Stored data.
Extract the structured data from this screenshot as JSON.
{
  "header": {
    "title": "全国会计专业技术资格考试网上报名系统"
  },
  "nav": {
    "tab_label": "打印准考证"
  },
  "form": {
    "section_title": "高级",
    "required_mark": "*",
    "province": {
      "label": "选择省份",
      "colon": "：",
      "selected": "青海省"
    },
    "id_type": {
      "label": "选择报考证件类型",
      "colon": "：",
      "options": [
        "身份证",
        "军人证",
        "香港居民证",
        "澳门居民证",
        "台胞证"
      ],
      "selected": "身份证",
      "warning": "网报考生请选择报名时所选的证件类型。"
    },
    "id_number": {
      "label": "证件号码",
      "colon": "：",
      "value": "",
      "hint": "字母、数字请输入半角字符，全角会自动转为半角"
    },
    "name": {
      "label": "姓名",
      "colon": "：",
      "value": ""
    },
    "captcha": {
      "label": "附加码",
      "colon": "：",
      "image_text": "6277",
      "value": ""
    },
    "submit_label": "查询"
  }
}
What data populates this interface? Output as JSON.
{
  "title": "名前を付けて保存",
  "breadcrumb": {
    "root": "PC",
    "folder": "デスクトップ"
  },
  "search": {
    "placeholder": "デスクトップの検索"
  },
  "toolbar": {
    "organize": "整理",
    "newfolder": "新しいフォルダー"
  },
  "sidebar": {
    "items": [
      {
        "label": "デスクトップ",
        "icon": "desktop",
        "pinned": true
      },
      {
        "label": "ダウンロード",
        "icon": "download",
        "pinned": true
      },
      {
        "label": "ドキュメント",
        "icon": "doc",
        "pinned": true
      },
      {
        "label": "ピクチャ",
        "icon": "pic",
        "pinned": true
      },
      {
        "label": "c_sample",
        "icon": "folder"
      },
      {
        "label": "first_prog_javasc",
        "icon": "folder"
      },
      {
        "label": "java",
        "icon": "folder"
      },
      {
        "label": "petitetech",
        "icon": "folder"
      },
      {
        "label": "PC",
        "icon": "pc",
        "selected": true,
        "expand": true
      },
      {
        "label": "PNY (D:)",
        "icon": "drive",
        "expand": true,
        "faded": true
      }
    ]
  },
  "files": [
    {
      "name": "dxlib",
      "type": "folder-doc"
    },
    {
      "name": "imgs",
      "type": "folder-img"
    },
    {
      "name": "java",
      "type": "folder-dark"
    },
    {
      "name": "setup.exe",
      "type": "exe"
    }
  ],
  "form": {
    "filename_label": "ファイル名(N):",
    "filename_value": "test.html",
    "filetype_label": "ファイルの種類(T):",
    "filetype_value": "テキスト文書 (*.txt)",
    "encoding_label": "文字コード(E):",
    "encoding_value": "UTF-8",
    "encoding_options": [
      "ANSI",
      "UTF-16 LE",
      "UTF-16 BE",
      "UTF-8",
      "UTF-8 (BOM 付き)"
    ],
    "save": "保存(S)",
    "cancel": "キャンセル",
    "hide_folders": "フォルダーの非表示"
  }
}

Goal. Extract the full listing and reproduce each line exactly.

Solution.
Extract the structured data from this screenshot as JSON.
{
  "header": {
    "title": "全国会计专业技术资格考试网上报名系统"
  },
  "nav": {
    "tab_label": "打印准考证"
  },
  "form": {
    "section_title": "高级",
    "required_mark": "*",
    "province": {
      "label": "选择省份",
      "colon": "：",
      "selected": "青海省"
    },
    "id_type": {
      "label": "选择报考证件类型",
      "colon": "：",
      "options": [
        "身份证",
        "军人证",
        "香港居民证",
        "澳门居民证",
        "台胞证"
      ],
      "selected": "身份证",
      "warning": "网报考生请选择报名时所选的证件类型。"
    },
    "id_number": {
      "label": "证件号码",
      "colon": "：",
      "value": "",
      "hint": "字母、数字请输入半角字符，全角会自动转为半角"
    },
    "name": {
      "label": "姓名",
      "colon": "：",
      "value": ""
    },
    "captcha": {
      "label": "附加码",
      "colon": "：",
      "image_text": "6277",
      "value": ""
    },
    "submit_label": "查询"
  }
}
What data populates this interface? Output as JSON.
{
  "title": "名前を付けて保存",
  "breadcrumb": {
    "root": "PC",
    "folder": "デスクトップ"
  },
  "search": {
    "placeholder": "デスクトップの検索"
  },
  "toolbar": {
    "organize": "整理",
    "newfolder": "新しいフォルダー"
  },
  "sidebar": {
    "items": [
      {
        "label": "デスクトップ",
        "icon": "desktop",
        "pinned": true
      },
      {
        "label": "ダウンロード",
        "icon": "download",
        "pinned": true
      },
      {
        "label": "ドキュメント",
        "icon": "doc",
        "pinned": true
      },
      {
        "label": "ピクチャ",
        "icon": "pic",
        "pinned": true
      },
      {
        "label": "c_sample",
        "icon": "folder"
      },
      {
        "label": "first_prog_javasc",
        "icon": "folder"
      },
      {
        "label": "java",
        "icon": "folder"
      },
      {
        "label": "petitetech",
        "icon": "folder"
      },
      {
        "label": "PC",
        "icon": "pc",
        "selected": true,
        "expand": true
      },
      {
        "label": "PNY (D:)",
        "icon": "drive",
        "expand": true,
        "faded": true
      }
    ]
  },
  "files": [
    {
      "name": "dxlib",
      "type": "folder-doc"
    },
    {
      "name": "imgs",
      "type": "folder-img"
    },
    {
      "name": "java",
      "type": "folder-dark"
    },
    {
      "name": "setup.exe",
      "type": "exe"
    }
  ],
  "form": {
    "filename_label": "ファイル名(N):",
    "filename_value": "test.html",
    "filetype_label": "ファイルの種類(T):",
    "filetype_value": "テキスト文書 (*.txt)",
    "encoding_label": "文字コード(E):",
    "encoding_value": "UTF-8",
    "encoding_options": [
      "ANSI",
      "UTF-16 LE",
      "UTF-16 BE",
      "UTF-8",
      "UTF-8 (BOM 付き)"
    ],
    "save": "保存(S)",
    "cancel": "キャンセル",
    "hide_folders": "フォルダーの非表示"
  }
}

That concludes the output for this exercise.